== Activity ==
This exercise calls for an exact transcription. Set down every record below.

::: Data provided

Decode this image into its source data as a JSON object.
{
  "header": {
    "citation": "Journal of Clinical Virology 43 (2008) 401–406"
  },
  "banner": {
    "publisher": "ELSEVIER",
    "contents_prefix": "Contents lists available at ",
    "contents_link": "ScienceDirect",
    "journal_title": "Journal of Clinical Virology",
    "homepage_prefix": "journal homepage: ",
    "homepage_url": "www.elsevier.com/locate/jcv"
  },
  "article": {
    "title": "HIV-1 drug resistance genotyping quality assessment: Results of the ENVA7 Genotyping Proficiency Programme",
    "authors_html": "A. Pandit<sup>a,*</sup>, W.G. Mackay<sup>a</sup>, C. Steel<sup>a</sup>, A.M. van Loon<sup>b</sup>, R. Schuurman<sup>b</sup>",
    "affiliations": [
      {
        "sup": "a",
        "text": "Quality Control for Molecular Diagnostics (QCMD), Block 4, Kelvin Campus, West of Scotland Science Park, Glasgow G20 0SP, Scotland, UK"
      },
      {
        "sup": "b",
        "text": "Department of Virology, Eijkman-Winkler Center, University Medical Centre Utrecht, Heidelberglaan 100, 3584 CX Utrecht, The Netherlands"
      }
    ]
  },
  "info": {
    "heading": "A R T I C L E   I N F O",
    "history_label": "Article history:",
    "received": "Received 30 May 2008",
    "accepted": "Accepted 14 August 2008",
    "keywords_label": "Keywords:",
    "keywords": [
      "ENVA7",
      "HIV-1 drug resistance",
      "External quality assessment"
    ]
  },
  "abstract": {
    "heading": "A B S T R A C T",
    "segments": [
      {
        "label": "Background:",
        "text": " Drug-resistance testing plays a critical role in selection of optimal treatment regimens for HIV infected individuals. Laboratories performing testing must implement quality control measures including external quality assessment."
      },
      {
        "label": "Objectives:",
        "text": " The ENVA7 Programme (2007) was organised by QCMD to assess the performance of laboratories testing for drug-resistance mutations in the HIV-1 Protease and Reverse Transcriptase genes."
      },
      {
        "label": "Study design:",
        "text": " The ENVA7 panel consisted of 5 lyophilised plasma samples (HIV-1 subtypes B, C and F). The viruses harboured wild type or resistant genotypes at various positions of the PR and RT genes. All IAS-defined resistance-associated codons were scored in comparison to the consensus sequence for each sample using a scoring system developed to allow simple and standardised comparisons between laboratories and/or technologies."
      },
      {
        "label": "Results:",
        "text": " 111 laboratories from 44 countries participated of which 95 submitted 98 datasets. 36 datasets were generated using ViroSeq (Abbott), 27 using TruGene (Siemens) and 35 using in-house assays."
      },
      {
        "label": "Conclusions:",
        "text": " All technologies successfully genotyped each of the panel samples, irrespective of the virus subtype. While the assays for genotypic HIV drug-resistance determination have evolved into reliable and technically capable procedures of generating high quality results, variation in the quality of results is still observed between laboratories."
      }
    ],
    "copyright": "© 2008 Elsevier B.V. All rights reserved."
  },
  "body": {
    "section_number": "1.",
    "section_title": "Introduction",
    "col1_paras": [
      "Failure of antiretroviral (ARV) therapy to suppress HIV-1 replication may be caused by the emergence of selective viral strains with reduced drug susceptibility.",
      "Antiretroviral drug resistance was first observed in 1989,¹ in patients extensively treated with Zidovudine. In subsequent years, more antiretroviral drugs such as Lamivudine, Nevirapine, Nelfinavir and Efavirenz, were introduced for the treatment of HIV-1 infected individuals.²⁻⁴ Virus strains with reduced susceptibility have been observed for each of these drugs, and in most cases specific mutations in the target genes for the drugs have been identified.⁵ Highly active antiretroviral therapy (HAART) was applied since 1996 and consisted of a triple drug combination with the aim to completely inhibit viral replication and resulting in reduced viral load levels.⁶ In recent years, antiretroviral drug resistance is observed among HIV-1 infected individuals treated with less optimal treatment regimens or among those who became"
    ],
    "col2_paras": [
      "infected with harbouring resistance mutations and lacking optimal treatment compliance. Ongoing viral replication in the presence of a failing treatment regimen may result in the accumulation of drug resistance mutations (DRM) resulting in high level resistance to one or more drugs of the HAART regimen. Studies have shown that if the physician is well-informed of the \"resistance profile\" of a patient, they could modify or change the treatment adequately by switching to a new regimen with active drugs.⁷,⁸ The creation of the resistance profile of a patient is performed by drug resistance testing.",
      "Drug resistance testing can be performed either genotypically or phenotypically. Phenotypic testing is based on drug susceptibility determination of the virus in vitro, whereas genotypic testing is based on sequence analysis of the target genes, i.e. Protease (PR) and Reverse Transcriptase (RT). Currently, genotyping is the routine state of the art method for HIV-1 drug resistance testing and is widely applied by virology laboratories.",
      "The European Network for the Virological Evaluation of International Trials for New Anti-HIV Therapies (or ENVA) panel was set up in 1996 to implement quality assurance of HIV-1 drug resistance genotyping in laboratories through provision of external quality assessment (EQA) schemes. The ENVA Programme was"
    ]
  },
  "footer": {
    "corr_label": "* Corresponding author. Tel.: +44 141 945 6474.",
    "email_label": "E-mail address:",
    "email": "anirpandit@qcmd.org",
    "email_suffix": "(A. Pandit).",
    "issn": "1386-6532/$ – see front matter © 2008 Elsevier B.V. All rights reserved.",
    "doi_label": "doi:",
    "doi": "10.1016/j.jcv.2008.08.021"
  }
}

::::::

== Exercise answer ==
Decode this image into its source data as a JSON object.
{
  "header": {
    "citation": "Journal of Clinical Virology 43 (2008) 401–406"
  },
  "banner": {
    "publisher": "ELSEVIER",
    "contents_prefix": "Contents lists available at ",
    "contents_link": "ScienceDirect",
    "journal_title": "Journal of Clinical Virology",
    "homepage_prefix": "journal homepage: ",
    "homepage_url": "www.elsevier.com/locate/jcv"
  },
  "article": {
    "title": "HIV-1 drug resistance genotyping quality assessment: Results of the ENVA7 Genotyping Proficiency Programme",
    "authors_html": "A. Pandit<sup>a,*</sup>, W.G. Mackay<sup>a</sup>, C. Steel<sup>a</sup>, A.M. van Loon<sup>b</sup>, R. Schuurman<sup>b</sup>",
    "affiliations": [
      {
        "sup": "a",
        "text": "Quality Control for Molecular Diagnostics (QCMD), Block 4, Kelvin Campus, West of Scotland Science Park, Glasgow G20 0SP, Scotland, UK"
      },
      {
        "sup": "b",
        "text": "Department of Virology, Eijkman-Winkler Center, University Medical Centre Utrecht, Heidelberglaan 100, 3584 CX Utrecht, The Netherlands"
      }
    ]
  },
  "info": {
    "heading": "A R T I C L E   I N F O",
    "history_label": "Article history:",
    "received": "Received 30 May 2008",
    "accepted": "Accepted 14 August 2008",
    "keywords_label": "Keywords:",
    "keywords": [
      "ENVA7",
      "HIV-1 drug resistance",
      "External quality assessment"
    ]
  },
  "abstract": {
    "heading": "A B S T R A C T",
    "segments": [
      {
        "label": "Background:",
        "text": " Drug-resistance testing plays a critical role in selection of optimal treatment regimens for HIV infected individuals. Laboratories performing testing must implement quality control measures including external quality assessment."
      },
      {
        "label": "Objectives:",
        "text": " The ENVA7 Programme (2007) was organised by QCMD to assess the performance of laboratories testing for drug-resistance mutations in the HIV-1 Protease and Reverse Transcriptase genes."
      },
      {
        "label": "Study design:",
        "text": " The ENVA7 panel consisted of 5 lyophilised plasma samples (HIV-1 subtypes B, C and F). The viruses harboured wild type or resistant genotypes at various positions of the PR and RT genes. All IAS-defined resistance-associated codons were scored in comparison to the consensus sequence for each sample using a scoring system developed to allow simple and standardised comparisons between laboratories and/or technologies."
      },
      {
        "label": "Results:",
        "text": " 111 laboratories from 44 countries participated of which 95 submitted 98 datasets. 36 datasets were generated using ViroSeq (Abbott), 27 using TruGene (Siemens) and 35 using in-house assays."
      },
      {
        "label": "Conclusions:",
        "text": " All technologies successfully genotyped each of the panel samples, irrespective of the virus subtype. While the assays for genotypic HIV drug-resistance determination have evolved into reliable and technically capable procedures of generating high quality results, variation in the quality of results is still observed between laboratories."
      }
    ],
    "copyright": "© 2008 Elsevier B.V. All rights reserved."
  },
  "body": {
    "section_number": "1.",
    "section_title": "Introduction",
    "col1_paras": [
      "Failure of antiretroviral (ARV) therapy to suppress HIV-1 replication may be caused by the emergence of selective viral strains with reduced drug susceptibility.",
      "Antiretroviral drug resistance was first observed in 1989,¹ in patients extensively treated with Zidovudine. In subsequent years, more antiretroviral drugs such as Lamivudine, Nevirapine, Nelfinavir and Efavirenz, were introduced for the treatment of HIV-1 infected individuals.²⁻⁴ Virus strains with reduced susceptibility have been observed for each of these drugs, and in most cases specific mutations in the target genes for the drugs have been identified.⁵ Highly active antiretroviral therapy (HAART) was applied since 1996 and consisted of a triple drug combination with the aim to completely inhibit viral replication and resulting in reduced viral load levels.⁶ In recent years, antiretroviral drug resistance is observed among HIV-1 infected individuals treated with less optimal treatment regimens or among those who became"
    ],
    "col2_paras": [
      "infected with harbouring resistance mutations and lacking optimal treatment compliance. Ongoing viral replication in the presence of a failing treatment regimen may result in the accumulation of drug resistance mutations (DRM) resulting in high level resistance to one or more drugs of the HAART regimen. Studies have shown that if the physician is well-informed of the \"resistance profile\" of a patient, they could modify or change the treatment adequately by switching to a new regimen with active drugs.⁷,⁸ The creation of the resistance profile of a patient is performed by drug resistance testing.",
      "Drug resistance testing can be performed either genotypically or phenotypically. Phenotypic testing is based on drug susceptibility determination of the virus in vitro, whereas genotypic testing is based on sequence analysis of the target genes, i.e. Protease (PR) and Reverse Transcriptase (RT). Currently, genotyping is the routine state of the art method for HIV-1 drug resistance testing and is widely applied by virology laboratories.",
      "The European Network for the Virological Evaluation of International Trials for New Anti-HIV Therapies (or ENVA) panel was set up in 1996 to implement quality assurance of HIV-1 drug resistance genotyping in laboratories through provision of external quality assessment (EQA) schemes. The ENVA Programme was"
    ]
  },
  "footer": {
    "corr_label": "* Corresponding author. Tel.: +44 141 945 6474.",
    "email_label": "E-mail address:",
    "email": "anirpandit@qcmd.org",
    "email_suffix": "(A. Pandit).",
    "issn": "1386-6532/$ – see front matter © 2008 Elsevier B.V. All rights reserved.",
    "doi_label": "doi:",
    "doi": "10.1016/j.jcv.2008.08.021"
  }
}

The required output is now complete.